— Start —
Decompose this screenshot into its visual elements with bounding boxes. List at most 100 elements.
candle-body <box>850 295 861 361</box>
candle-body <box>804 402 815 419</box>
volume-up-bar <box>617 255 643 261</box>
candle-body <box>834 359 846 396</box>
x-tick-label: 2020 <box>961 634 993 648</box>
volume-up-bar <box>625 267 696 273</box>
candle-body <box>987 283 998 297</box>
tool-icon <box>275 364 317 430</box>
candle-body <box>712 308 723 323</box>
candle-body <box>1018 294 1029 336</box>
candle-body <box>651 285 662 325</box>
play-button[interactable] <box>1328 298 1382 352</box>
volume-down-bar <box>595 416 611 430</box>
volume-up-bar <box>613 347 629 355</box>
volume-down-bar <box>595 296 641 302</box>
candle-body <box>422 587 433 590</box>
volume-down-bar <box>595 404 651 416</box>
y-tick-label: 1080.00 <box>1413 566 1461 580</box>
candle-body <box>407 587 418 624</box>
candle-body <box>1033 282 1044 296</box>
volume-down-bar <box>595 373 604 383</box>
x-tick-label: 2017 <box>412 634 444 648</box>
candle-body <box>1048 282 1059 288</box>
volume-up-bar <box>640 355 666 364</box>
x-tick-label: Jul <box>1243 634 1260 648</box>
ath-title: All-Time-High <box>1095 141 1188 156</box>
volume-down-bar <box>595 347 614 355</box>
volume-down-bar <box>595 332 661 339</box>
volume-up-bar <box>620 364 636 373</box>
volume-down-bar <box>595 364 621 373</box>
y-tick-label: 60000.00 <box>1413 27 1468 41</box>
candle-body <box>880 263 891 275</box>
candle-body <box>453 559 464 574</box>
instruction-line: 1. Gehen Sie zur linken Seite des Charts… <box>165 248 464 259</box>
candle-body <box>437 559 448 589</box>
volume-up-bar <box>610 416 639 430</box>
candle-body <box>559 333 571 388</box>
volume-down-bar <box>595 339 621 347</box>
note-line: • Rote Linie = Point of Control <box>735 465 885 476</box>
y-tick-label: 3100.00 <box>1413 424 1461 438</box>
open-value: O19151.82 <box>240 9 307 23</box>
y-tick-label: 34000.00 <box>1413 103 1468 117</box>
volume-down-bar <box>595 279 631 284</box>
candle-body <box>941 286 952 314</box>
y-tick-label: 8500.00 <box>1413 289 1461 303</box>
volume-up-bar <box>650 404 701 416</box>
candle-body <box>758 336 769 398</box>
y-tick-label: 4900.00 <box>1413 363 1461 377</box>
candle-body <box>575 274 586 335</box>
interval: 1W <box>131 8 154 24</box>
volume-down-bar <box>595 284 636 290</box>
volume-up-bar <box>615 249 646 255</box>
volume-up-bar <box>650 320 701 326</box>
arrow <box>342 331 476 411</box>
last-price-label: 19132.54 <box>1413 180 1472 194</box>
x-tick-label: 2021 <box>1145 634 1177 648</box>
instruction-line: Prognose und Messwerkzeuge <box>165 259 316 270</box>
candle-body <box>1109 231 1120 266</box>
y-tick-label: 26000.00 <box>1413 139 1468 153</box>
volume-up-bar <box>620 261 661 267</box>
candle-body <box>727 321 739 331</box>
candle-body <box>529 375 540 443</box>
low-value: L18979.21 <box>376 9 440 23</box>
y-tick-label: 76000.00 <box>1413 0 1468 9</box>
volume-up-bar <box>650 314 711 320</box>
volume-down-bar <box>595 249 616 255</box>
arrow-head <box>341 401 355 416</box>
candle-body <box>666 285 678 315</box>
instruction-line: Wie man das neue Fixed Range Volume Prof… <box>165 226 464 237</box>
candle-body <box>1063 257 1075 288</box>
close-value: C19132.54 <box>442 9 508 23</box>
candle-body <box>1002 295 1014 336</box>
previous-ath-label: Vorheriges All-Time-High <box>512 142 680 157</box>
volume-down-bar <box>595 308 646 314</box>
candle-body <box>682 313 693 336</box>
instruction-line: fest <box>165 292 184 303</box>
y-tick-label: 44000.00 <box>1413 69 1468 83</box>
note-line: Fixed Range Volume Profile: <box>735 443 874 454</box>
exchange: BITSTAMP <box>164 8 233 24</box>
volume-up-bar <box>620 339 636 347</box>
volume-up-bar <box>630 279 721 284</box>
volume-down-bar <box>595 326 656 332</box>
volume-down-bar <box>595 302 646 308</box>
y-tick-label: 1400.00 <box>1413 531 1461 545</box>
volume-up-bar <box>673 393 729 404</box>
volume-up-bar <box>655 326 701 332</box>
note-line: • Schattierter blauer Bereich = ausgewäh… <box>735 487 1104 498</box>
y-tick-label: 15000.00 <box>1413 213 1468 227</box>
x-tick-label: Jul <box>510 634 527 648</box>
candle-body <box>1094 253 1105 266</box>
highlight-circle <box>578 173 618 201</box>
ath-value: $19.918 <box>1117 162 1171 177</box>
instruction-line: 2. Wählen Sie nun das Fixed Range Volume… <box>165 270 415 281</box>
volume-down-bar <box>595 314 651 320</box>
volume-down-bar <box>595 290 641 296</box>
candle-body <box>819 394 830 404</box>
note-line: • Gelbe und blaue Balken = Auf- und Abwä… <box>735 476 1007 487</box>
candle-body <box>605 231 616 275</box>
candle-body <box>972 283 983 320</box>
— End —
→ Stated goal
Copy the data above line for line, without changing anything.

→ Solved exercise
Decompose this screenshot into its visual elements with bounding boxes. List at most 100 elements.
candle-body <box>850 295 861 361</box>
candle-body <box>804 402 815 419</box>
volume-up-bar <box>617 255 643 261</box>
candle-body <box>834 359 846 396</box>
x-tick-label: 2020 <box>961 634 993 648</box>
volume-up-bar <box>625 267 696 273</box>
candle-body <box>987 283 998 297</box>
tool-icon <box>275 364 317 430</box>
candle-body <box>712 308 723 323</box>
candle-body <box>1018 294 1029 336</box>
candle-body <box>651 285 662 325</box>
play-button[interactable] <box>1328 298 1382 352</box>
volume-down-bar <box>595 416 611 430</box>
volume-up-bar <box>613 347 629 355</box>
volume-down-bar <box>595 296 641 302</box>
candle-body <box>422 587 433 590</box>
volume-down-bar <box>595 404 651 416</box>
y-tick-label: 1080.00 <box>1413 566 1461 580</box>
candle-body <box>407 587 418 624</box>
candle-body <box>1033 282 1044 296</box>
volume-down-bar <box>595 373 604 383</box>
x-tick-label: 2017 <box>412 634 444 648</box>
candle-body <box>1048 282 1059 288</box>
volume-up-bar <box>640 355 666 364</box>
x-tick-label: Jul <box>1243 634 1260 648</box>
ath-title: All-Time-High <box>1095 141 1188 156</box>
volume-down-bar <box>595 347 614 355</box>
volume-down-bar <box>595 332 661 339</box>
volume-up-bar <box>620 364 636 373</box>
volume-down-bar <box>595 364 621 373</box>
y-tick-label: 60000.00 <box>1413 27 1468 41</box>
candle-body <box>880 263 891 275</box>
candle-body <box>453 559 464 574</box>
instruction-line: 1. Gehen Sie zur linken Seite des Charts… <box>165 248 464 259</box>
candle-body <box>437 559 448 589</box>
volume-up-bar <box>610 416 639 430</box>
candle-body <box>559 333 571 388</box>
volume-down-bar <box>595 339 621 347</box>
note-line: • Rote Linie = Point of Control <box>735 465 885 476</box>
y-tick-label: 3100.00 <box>1413 424 1461 438</box>
open-value: O19151.82 <box>240 9 307 23</box>
y-tick-label: 34000.00 <box>1413 103 1468 117</box>
volume-down-bar <box>595 279 631 284</box>
candle-body <box>941 286 952 314</box>
y-tick-label: 8500.00 <box>1413 289 1461 303</box>
volume-up-bar <box>650 404 701 416</box>
candle-body <box>758 336 769 398</box>
y-tick-label: 4900.00 <box>1413 363 1461 377</box>
candle-body <box>575 274 586 335</box>
interval: 1W <box>131 8 154 24</box>
volume-down-bar <box>595 284 636 290</box>
volume-up-bar <box>615 249 646 255</box>
volume-up-bar <box>650 320 701 326</box>
arrow <box>342 331 476 411</box>
last-price-label: 19132.54 <box>1413 180 1472 194</box>
x-tick-label: 2021 <box>1145 634 1177 648</box>
instruction-line: Prognose und Messwerkzeuge <box>165 259 316 270</box>
candle-body <box>1109 231 1120 266</box>
y-tick-label: 26000.00 <box>1413 139 1468 153</box>
volume-up-bar <box>620 261 661 267</box>
candle-body <box>727 321 739 331</box>
candle-body <box>529 375 540 443</box>
low-value: L18979.21 <box>376 9 440 23</box>
y-tick-label: 76000.00 <box>1413 0 1468 9</box>
volume-up-bar <box>650 314 711 320</box>
volume-down-bar <box>595 249 616 255</box>
arrow-head <box>341 401 355 416</box>
candle-body <box>666 285 678 315</box>
instruction-line: Wie man das neue Fixed Range Volume Prof… <box>165 226 464 237</box>
candle-body <box>1063 257 1075 288</box>
close-value: C19132.54 <box>442 9 508 23</box>
candle-body <box>1002 295 1014 336</box>
previous-ath-label: Vorheriges All-Time-High <box>512 142 680 157</box>
volume-down-bar <box>595 308 646 314</box>
candle-body <box>682 313 693 336</box>
instruction-line: fest <box>165 292 184 303</box>
y-tick-label: 44000.00 <box>1413 69 1468 83</box>
note-line: Fixed Range Volume Profile: <box>735 443 874 454</box>
exchange: BITSTAMP <box>164 8 233 24</box>
volume-up-bar <box>620 339 636 347</box>
volume-up-bar <box>630 279 721 284</box>
volume-down-bar <box>595 326 656 332</box>
volume-down-bar <box>595 302 646 308</box>
y-tick-label: 1400.00 <box>1413 531 1461 545</box>
volume-up-bar <box>673 393 729 404</box>
volume-up-bar <box>655 326 701 332</box>
note-line: • Schattierter blauer Bereich = ausgewäh… <box>735 487 1104 498</box>
y-tick-label: 15000.00 <box>1413 213 1468 227</box>
x-tick-label: Jul <box>510 634 527 648</box>
candle-body <box>1094 253 1105 266</box>
highlight-circle <box>578 173 618 201</box>
ath-value: $19.918 <box>1117 162 1171 177</box>
instruction-line: 2. Wählen Sie nun das Fixed Range Volume… <box>165 270 415 281</box>
volume-down-bar <box>595 314 651 320</box>
volume-down-bar <box>595 290 641 296</box>
candle-body <box>819 394 830 404</box>
note-line: • Gelbe und blaue Balken = Auf- und Abwä… <box>735 476 1007 487</box>
candle-body <box>605 231 616 275</box>
candle-body <box>972 283 983 320</box>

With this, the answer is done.